> [Description of the task]
Scan the entries and tally the lines that include the string "text". Reply with the figure alone.

> [Information supplied]
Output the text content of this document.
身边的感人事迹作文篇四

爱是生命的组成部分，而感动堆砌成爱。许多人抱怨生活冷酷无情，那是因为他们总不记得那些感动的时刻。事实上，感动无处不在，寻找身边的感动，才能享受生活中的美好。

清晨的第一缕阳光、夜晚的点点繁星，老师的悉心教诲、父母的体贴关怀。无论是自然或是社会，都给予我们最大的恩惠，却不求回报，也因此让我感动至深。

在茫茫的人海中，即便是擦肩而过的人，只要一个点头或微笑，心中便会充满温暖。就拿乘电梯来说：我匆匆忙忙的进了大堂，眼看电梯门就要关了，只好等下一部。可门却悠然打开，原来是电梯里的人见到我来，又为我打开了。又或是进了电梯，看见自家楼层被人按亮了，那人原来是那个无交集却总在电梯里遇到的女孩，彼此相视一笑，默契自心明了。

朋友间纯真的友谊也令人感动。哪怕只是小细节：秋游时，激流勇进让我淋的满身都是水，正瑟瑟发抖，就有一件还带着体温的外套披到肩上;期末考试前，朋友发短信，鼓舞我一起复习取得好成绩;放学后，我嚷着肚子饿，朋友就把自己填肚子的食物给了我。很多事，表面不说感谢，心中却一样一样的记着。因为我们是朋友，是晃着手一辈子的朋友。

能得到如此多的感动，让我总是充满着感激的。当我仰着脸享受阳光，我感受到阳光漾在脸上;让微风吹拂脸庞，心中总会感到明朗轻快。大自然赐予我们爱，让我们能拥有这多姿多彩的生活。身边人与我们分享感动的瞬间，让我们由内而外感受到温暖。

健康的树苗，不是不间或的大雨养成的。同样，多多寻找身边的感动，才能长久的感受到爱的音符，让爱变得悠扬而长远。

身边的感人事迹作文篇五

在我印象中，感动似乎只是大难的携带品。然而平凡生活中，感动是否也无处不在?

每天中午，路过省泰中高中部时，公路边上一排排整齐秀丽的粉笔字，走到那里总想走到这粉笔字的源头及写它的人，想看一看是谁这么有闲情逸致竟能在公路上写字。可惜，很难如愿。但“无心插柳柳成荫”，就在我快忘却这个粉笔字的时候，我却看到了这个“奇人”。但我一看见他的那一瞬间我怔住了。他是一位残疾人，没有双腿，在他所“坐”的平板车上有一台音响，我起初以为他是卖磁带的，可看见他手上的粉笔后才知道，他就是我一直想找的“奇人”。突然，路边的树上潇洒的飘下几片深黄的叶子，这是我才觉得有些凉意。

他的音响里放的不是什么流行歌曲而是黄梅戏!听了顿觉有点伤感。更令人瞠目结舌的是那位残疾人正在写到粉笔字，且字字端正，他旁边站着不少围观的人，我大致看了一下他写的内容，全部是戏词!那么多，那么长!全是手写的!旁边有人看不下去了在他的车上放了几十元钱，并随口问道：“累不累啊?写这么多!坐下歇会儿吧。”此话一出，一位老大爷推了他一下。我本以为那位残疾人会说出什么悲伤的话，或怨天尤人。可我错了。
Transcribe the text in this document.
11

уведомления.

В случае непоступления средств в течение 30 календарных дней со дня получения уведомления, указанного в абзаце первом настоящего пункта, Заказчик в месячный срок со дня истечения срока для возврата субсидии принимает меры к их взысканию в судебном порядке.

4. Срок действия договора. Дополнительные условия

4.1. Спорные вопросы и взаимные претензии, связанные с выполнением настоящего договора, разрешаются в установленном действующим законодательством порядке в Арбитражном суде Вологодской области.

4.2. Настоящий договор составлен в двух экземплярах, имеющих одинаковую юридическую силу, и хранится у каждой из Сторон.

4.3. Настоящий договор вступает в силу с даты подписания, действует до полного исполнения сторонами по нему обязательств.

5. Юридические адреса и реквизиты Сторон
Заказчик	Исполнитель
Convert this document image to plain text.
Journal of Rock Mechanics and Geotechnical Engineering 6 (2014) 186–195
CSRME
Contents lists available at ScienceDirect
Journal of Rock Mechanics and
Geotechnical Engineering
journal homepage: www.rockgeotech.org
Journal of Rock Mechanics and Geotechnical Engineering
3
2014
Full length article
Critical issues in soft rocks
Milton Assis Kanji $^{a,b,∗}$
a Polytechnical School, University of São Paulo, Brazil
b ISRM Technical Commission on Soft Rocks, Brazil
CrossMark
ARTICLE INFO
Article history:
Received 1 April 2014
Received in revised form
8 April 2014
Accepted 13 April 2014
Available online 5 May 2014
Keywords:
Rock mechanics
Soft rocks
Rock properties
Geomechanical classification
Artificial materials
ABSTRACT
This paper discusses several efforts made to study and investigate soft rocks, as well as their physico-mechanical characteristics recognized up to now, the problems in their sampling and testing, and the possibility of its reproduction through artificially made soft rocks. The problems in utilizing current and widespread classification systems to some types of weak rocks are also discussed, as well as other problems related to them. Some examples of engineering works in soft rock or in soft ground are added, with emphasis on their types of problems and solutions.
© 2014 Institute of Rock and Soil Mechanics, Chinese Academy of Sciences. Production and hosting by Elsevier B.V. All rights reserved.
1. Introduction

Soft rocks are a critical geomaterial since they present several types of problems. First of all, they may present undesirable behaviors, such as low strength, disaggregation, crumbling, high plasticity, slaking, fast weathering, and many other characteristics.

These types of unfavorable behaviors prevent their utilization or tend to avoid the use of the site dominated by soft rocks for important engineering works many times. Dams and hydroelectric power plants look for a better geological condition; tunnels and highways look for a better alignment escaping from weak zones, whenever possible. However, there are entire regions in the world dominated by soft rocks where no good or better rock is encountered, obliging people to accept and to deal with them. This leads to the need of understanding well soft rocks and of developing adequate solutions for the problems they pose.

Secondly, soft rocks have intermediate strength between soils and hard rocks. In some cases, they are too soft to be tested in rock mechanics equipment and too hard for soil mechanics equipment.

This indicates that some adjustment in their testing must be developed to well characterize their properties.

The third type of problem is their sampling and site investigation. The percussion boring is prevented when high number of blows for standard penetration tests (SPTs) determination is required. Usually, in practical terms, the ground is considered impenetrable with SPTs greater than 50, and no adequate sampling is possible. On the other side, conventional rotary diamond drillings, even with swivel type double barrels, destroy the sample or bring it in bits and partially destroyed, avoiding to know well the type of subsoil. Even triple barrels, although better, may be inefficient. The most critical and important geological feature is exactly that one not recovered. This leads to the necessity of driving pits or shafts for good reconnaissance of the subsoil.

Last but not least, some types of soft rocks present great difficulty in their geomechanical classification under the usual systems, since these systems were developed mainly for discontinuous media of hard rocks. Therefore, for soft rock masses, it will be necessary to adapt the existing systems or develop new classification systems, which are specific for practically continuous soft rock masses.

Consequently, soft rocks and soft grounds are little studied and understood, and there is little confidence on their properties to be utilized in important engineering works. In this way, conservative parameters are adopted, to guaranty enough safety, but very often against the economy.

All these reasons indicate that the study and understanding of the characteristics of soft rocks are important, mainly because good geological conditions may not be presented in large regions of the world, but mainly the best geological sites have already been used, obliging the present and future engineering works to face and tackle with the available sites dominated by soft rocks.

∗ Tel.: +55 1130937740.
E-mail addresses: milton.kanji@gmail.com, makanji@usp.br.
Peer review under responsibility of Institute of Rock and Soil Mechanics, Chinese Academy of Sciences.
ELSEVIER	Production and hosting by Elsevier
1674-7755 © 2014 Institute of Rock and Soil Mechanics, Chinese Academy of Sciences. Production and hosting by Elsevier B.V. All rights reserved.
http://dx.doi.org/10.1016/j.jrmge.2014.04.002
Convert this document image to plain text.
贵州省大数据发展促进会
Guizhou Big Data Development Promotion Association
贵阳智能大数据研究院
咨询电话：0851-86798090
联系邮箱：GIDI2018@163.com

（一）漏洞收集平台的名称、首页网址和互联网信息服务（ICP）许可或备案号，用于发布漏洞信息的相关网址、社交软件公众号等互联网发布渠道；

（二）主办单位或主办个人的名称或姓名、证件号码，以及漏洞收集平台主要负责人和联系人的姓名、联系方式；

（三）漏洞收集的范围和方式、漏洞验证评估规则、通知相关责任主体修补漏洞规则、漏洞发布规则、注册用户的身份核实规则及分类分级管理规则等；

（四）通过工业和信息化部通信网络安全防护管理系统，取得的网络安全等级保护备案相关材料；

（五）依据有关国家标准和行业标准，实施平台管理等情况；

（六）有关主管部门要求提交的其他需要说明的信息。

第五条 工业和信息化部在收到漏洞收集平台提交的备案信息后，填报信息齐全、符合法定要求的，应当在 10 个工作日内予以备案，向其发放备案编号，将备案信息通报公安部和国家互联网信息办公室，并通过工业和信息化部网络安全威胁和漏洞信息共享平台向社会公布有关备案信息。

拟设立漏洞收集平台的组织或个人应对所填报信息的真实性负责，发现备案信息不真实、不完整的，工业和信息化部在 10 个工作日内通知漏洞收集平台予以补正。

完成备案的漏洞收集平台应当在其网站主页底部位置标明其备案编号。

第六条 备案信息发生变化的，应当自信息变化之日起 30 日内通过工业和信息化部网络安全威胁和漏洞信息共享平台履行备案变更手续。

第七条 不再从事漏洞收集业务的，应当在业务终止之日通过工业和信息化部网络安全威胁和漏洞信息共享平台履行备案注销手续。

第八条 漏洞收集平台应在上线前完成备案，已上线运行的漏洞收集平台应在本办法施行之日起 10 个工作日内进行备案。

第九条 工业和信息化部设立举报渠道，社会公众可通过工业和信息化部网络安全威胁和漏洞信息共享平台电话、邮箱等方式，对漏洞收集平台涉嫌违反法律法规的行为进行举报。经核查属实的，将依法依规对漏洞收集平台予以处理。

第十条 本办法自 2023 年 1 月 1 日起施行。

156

> [Result of the task]
4